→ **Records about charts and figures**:
----------------------------------------

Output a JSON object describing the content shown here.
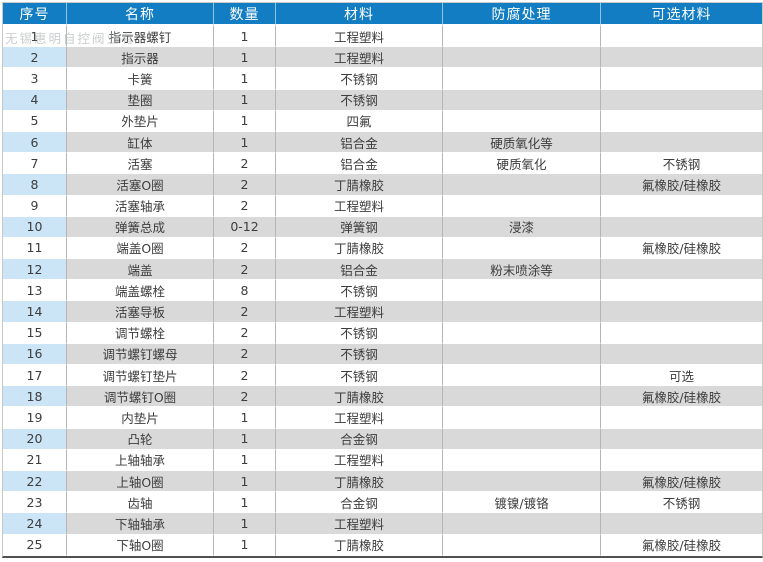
{
  "watermark": "无锡惠明自控阀业有",
  "colors": {
    "header_bg": "#127dc2",
    "header_text": "#ffffff",
    "shaded_row_bg": "#d9d9d9",
    "shaded_index_bg": "#cbe5f6",
    "body_text": "#3d3d3d",
    "bottom_border": "#4f5052"
  },
  "table": {
    "columns": [
      {
        "label": "序号"
      },
      {
        "label": "名称"
      },
      {
        "label": "数量"
      },
      {
        "label": "材料"
      },
      {
        "label": "防腐处理"
      },
      {
        "label": "可选材料"
      }
    ],
    "rows": [
      [
        "1",
        "指示器螺钉",
        "1",
        "工程塑料",
        "",
        ""
      ],
      [
        "2",
        "指示器",
        "1",
        "工程塑料",
        "",
        ""
      ],
      [
        "3",
        "卡簧",
        "1",
        "不锈钢",
        "",
        ""
      ],
      [
        "4",
        "垫圈",
        "1",
        "不锈钢",
        "",
        ""
      ],
      [
        "5",
        "外垫片",
        "1",
        "四氟",
        "",
        ""
      ],
      [
        "6",
        "缸体",
        "1",
        "铝合金",
        "硬质氧化等",
        ""
      ],
      [
        "7",
        "活塞",
        "2",
        "铝合金",
        "硬质氧化",
        "不锈钢"
      ],
      [
        "8",
        "活塞O圈",
        "2",
        "丁腈橡胶",
        "",
        "氟橡胶/硅橡胶"
      ],
      [
        "9",
        "活塞轴承",
        "2",
        "工程塑料",
        "",
        ""
      ],
      [
        "10",
        "弹簧总成",
        "0-12",
        "弹簧钢",
        "浸漆",
        ""
      ],
      [
        "11",
        "端盖O圈",
        "2",
        "丁腈橡胶",
        "",
        "氟橡胶/硅橡胶"
      ],
      [
        "12",
        "端盖",
        "2",
        "铝合金",
        "粉末喷涂等",
        ""
      ],
      [
        "13",
        "端盖螺栓",
        "8",
        "不锈钢",
        "",
        ""
      ],
      [
        "14",
        "活塞导板",
        "2",
        "工程塑料",
        "",
        ""
      ],
      [
        "15",
        "调节螺栓",
        "2",
        "不锈钢",
        "",
        ""
      ],
      [
        "16",
        "调节螺钉螺母",
        "2",
        "不锈钢",
        "",
        ""
      ],
      [
        "17",
        "调节螺钉垫片",
        "2",
        "不锈钢",
        "",
        "可选"
      ],
      [
        "18",
        "调节螺钉O圈",
        "2",
        "丁腈橡胶",
        "",
        "氟橡胶/硅橡胶"
      ],
      [
        "19",
        "内垫片",
        "1",
        "工程塑料",
        "",
        ""
      ],
      [
        "20",
        "凸轮",
        "1",
        "合金钢",
        "",
        ""
      ],
      [
        "21",
        "上轴轴承",
        "1",
        "工程塑料",
        "",
        ""
      ],
      [
        "22",
        "上轴O圈",
        "1",
        "丁腈橡胶",
        "",
        "氟橡胶/硅橡胶"
      ],
      [
        "23",
        "齿轴",
        "1",
        "合金钢",
        "镀镍/镀铬",
        "不锈钢"
      ],
      [
        "24",
        "下轴轴承",
        "1",
        "工程塑料",
        "",
        ""
      ],
      [
        "25",
        "下轴O圈",
        "1",
        "丁腈橡胶",
        "",
        "氟橡胶/硅橡胶"
      ]
    ]
  }
}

----------------------------------------

→ **Short exercise**: Extract all the data above exactly, excluding every picture.

→ **Finished answer**:
Output a JSON object describing the content shown here.
{
  "watermark": "无锡惠明自控阀业有",
  "colors": {
    "header_bg": "#127dc2",
    "header_text": "#ffffff",
    "shaded_row_bg": "#d9d9d9",
    "shaded_index_bg": "#cbe5f6",
    "body_text": "#3d3d3d",
    "bottom_border": "#4f5052"
  },
  "table": {
    "columns": [
      {
        "label": "序号"
      },
      {
        "label": "名称"
      },
      {
        "label": "数量"
      },
      {
        "label": "材料"
      },
      {
        "label": "防腐处理"
      },
      {
        "label": "可选材料"
      }
    ],
    "rows": [
      [
        "1",
        "指示器螺钉",
        "1",
        "工程塑料",
        "",
        ""
      ],
      [
        "2",
        "指示器",
        "1",
        "工程塑料",
        "",
        ""
      ],
      [
        "3",
        "卡簧",
        "1",
        "不锈钢",
        "",
        ""
      ],
      [
        "4",
        "垫圈",
        "1",
        "不锈钢",
        "",
        ""
      ],
      [
        "5",
        "外垫片",
        "1",
        "四氟",
        "",
        ""
      ],
      [
        "6",
        "缸体",
        "1",
        "铝合金",
        "硬质氧化等",
        ""
      ],
      [
        "7",
        "活塞",
        "2",
        "铝合金",
        "硬质氧化",
        "不锈钢"
      ],
      [
        "8",
        "活塞O圈",
        "2",
        "丁腈橡胶",
        "",
        "氟橡胶/硅橡胶"
      ],
      [
        "9",
        "活塞轴承",
        "2",
        "工程塑料",
        "",
        ""
      ],
      [
        "10",
        "弹簧总成",
        "0-12",
        "弹簧钢",
        "浸漆",
        ""
      ],
      [
        "11",
        "端盖O圈",
        "2",
        "丁腈橡胶",
        "",
        "氟橡胶/硅橡胶"
      ],
      [
        "12",
        "端盖",
        "2",
        "铝合金",
        "粉末喷涂等",
        ""
      ],
      [
        "13",
        "端盖螺栓",
        "8",
        "不锈钢",
        "",
        ""
      ],
      [
        "14",
        "活塞导板",
        "2",
        "工程塑料",
        "",
        ""
      ],
      [
        "15",
        "调节螺栓",
        "2",
        "不锈钢",
        "",
        ""
      ],
      [
        "16",
        "调节螺钉螺母",
        "2",
        "不锈钢",
        "",
        ""
      ],
      [
        "17",
        "调节螺钉垫片",
        "2",
        "不锈钢",
        "",
        "可选"
      ],
      [
        "18",
        "调节螺钉O圈",
        "2",
        "丁腈橡胶",
        "",
        "氟橡胶/硅橡胶"
      ],
      [
        "19",
        "内垫片",
        "1",
        "工程塑料",
        "",
        ""
      ],
      [
        "20",
        "凸轮",
        "1",
        "合金钢",
        "",
        ""
      ],
      [
        "21",
        "上轴轴承",
        "1",
        "工程塑料",
        "",
        ""
      ],
      [
        "22",
        "上轴O圈",
        "1",
        "丁腈橡胶",
        "",
        "氟橡胶/硅橡胶"
      ],
      [
        "23",
        "齿轴",
        "1",
        "合金钢",
        "镀镍/镀铬",
        "不锈钢"
      ],
      [
        "24",
        "下轴轴承",
        "1",
        "工程塑料",
        "",
        ""
      ],
      [
        "25",
        "下轴O圈",
        "1",
        "丁腈橡胶",
        "",
        "氟橡胶/硅橡胶"
      ]
    ]
  }
}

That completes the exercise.